··· INPUT
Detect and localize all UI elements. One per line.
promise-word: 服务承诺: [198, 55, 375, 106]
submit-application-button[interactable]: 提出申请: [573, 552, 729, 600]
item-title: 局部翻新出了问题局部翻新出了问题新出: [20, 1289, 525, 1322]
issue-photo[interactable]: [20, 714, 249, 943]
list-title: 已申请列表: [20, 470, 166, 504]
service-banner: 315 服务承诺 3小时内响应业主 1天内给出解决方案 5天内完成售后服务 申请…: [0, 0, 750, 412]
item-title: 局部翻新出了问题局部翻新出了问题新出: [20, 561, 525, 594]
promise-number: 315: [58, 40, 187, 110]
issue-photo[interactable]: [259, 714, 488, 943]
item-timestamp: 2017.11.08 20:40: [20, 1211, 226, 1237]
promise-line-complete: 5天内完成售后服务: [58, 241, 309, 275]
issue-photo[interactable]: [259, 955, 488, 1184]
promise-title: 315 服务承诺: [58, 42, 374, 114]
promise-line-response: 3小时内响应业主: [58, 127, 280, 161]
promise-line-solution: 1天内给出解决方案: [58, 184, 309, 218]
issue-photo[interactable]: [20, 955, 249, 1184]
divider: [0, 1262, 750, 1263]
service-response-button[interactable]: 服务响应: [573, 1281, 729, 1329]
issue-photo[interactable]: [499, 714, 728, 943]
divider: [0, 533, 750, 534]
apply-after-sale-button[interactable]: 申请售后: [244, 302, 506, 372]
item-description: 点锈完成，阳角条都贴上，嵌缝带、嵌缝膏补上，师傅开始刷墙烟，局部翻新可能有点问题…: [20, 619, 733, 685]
······
STATED TASK. Put every line of the listing above into a Markdown table with the columns "No." and "Entry," numbering the rows in order and skipping any blank lines.

FULL SOLUTION.
| No. | Entry |
|---|---|
| 1 | Detect and localize all UI elements. One per line. |
| 2 | promise-word: 服务承诺: [198, 55, 375, 106] |
| 3 | submit-application-button[interactable]: 提出申请: [573, 552, 729, 600] |
| 4 | item-title: 局部翻新出了问题局部翻新出了问题新出: [20, 1289, 525, 1322] |
| 5 | issue-photo[interactable]: [20, 714, 249, 943] |
| 6 | list-title: 已申请列表: [20, 470, 166, 504] |
| 7 | service-banner: 315 服务承诺 3小时内响应业主 1天内给出解决方案 5天内完成售后服务 申请…: [0, 0, 750, 412] |
| 8 | item-title: 局部翻新出了问题局部翻新出了问题新出: [20, 561, 525, 594] |
| 9 | promise-number: 315: [58, 40, 187, 110] |
| 10 | issue-photo[interactable]: [259, 714, 488, 943] |
| 11 | item-timestamp: 2017.11.08 20:40: [20, 1211, 226, 1237] |
| 12 | promise-line-complete: 5天内完成售后服务: [58, 241, 309, 275] |
| 13 | issue-photo[interactable]: [259, 955, 488, 1184] |
| 14 | promise-title: 315 服务承诺: [58, 42, 374, 114] |
| 15 | promise-line-response: 3小时内响应业主: [58, 127, 280, 161] |
| 16 | promise-line-solution: 1天内给出解决方案: [58, 184, 309, 218] |
| 17 | issue-photo[interactable]: [20, 955, 249, 1184] |
| 18 | divider: [0, 1262, 750, 1263] |
| 19 | service-response-button[interactable]: 服务响应: [573, 1281, 729, 1329] |
| 20 | issue-photo[interactable]: [499, 714, 728, 943] |
| 21 | divider: [0, 533, 750, 534] |
| 22 | apply-after-sale-button[interactable]: 申请售后: [244, 302, 506, 372] |
| 23 | item-description: 点锈完成，阳角条都贴上，嵌缝带、嵌缝膏补上，师傅开始刷墙烟，局部翻新可能有点问题…: [20, 619, 733, 685] |